> [WRITTEN PROBLEM]
Report the count of lines below in which the string "JSON" occurs; include nothing else.

───── PROVIDED MATERIAL

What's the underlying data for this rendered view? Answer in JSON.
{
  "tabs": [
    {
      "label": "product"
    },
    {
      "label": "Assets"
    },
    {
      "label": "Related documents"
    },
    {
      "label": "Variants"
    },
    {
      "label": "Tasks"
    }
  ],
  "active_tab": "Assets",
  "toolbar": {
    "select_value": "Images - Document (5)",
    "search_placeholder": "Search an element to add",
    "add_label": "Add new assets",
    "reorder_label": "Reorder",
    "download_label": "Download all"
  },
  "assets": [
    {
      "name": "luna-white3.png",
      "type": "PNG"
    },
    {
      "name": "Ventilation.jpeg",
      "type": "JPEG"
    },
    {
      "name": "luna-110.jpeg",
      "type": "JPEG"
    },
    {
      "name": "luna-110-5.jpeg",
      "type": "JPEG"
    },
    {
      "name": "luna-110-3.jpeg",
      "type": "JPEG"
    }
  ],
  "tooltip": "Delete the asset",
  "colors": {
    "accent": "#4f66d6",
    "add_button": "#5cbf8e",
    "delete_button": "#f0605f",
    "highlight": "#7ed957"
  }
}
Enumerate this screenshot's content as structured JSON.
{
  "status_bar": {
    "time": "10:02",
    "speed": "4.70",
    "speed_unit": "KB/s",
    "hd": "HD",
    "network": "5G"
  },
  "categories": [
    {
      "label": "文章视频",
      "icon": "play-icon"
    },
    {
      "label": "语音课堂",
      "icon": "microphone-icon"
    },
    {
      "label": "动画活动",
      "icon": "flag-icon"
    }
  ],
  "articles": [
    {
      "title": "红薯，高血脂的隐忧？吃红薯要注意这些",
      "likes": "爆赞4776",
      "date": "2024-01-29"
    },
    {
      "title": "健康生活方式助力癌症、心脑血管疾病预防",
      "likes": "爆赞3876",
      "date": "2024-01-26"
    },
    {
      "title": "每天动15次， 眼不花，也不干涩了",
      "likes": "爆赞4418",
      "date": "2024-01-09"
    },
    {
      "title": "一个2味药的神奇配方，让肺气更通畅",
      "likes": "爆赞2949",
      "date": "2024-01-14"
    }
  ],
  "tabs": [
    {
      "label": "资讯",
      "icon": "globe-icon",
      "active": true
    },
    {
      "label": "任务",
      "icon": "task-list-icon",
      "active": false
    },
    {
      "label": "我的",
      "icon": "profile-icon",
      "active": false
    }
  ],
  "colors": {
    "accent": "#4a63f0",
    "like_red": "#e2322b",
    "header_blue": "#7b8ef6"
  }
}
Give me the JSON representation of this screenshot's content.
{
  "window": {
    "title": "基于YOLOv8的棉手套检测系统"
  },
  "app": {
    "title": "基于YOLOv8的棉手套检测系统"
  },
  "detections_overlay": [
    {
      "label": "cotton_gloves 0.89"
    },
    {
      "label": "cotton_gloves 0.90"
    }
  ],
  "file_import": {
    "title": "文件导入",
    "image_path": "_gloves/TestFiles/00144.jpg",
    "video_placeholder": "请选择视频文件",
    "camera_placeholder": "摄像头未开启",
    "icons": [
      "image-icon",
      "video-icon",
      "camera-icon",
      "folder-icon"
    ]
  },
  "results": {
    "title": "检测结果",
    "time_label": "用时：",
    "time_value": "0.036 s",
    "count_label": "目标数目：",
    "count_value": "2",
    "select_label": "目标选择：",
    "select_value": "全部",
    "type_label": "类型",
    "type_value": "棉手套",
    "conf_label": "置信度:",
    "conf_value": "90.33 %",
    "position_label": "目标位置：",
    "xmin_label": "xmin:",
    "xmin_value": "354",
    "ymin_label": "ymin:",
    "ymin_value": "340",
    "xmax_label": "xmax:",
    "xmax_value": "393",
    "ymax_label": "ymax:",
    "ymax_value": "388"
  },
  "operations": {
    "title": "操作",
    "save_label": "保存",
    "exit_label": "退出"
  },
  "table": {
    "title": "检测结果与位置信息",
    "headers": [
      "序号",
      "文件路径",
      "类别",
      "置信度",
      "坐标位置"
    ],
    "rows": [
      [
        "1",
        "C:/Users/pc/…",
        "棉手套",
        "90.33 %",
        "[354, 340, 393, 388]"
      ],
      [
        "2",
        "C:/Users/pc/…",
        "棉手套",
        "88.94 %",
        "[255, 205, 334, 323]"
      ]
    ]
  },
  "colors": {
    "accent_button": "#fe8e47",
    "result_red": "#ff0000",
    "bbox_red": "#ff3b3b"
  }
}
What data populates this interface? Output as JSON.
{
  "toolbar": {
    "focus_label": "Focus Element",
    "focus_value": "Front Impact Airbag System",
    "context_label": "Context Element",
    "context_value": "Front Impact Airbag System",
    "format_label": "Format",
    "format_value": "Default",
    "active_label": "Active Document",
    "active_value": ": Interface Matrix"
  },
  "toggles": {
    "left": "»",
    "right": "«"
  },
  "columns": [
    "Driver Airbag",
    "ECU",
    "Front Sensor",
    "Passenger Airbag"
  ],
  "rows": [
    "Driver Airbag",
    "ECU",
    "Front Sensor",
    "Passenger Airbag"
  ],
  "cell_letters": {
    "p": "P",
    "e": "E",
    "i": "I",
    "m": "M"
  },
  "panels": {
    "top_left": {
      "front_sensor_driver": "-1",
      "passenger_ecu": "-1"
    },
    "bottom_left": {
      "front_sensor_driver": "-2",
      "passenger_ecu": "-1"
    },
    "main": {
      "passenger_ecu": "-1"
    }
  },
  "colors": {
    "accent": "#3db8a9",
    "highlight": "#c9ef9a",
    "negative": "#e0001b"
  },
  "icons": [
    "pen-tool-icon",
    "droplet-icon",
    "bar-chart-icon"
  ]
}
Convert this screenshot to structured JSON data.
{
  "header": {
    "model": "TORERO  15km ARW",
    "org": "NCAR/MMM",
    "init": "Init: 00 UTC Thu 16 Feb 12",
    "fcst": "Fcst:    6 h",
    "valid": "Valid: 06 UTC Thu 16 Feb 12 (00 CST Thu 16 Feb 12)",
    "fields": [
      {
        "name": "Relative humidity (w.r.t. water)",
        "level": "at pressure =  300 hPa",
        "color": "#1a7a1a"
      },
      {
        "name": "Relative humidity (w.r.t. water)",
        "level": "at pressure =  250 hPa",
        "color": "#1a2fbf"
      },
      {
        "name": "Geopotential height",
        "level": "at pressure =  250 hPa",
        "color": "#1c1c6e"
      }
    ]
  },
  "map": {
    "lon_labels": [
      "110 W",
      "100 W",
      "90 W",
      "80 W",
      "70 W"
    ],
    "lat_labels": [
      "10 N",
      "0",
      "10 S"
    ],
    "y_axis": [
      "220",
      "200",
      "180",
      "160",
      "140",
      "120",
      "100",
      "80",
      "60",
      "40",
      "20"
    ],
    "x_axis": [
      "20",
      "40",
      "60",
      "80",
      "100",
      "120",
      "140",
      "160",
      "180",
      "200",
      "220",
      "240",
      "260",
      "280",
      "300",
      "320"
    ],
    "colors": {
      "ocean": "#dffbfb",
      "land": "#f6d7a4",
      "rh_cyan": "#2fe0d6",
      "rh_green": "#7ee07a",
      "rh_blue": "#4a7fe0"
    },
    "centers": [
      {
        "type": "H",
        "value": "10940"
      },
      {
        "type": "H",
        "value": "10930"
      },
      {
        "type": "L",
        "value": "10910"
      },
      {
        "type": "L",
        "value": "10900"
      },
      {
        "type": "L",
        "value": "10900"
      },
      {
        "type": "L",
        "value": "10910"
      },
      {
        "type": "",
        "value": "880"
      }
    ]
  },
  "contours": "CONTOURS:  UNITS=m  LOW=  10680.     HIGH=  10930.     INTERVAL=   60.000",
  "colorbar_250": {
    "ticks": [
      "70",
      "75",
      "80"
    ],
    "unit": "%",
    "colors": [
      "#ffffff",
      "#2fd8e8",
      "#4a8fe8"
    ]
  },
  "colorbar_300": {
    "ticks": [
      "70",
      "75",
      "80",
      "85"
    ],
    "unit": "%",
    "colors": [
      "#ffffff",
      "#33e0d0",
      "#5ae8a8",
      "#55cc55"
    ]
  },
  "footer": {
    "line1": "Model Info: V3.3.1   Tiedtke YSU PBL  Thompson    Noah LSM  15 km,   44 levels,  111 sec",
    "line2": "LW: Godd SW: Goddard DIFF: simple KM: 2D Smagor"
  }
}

──────────

> [THE COMPLETED TASK]
5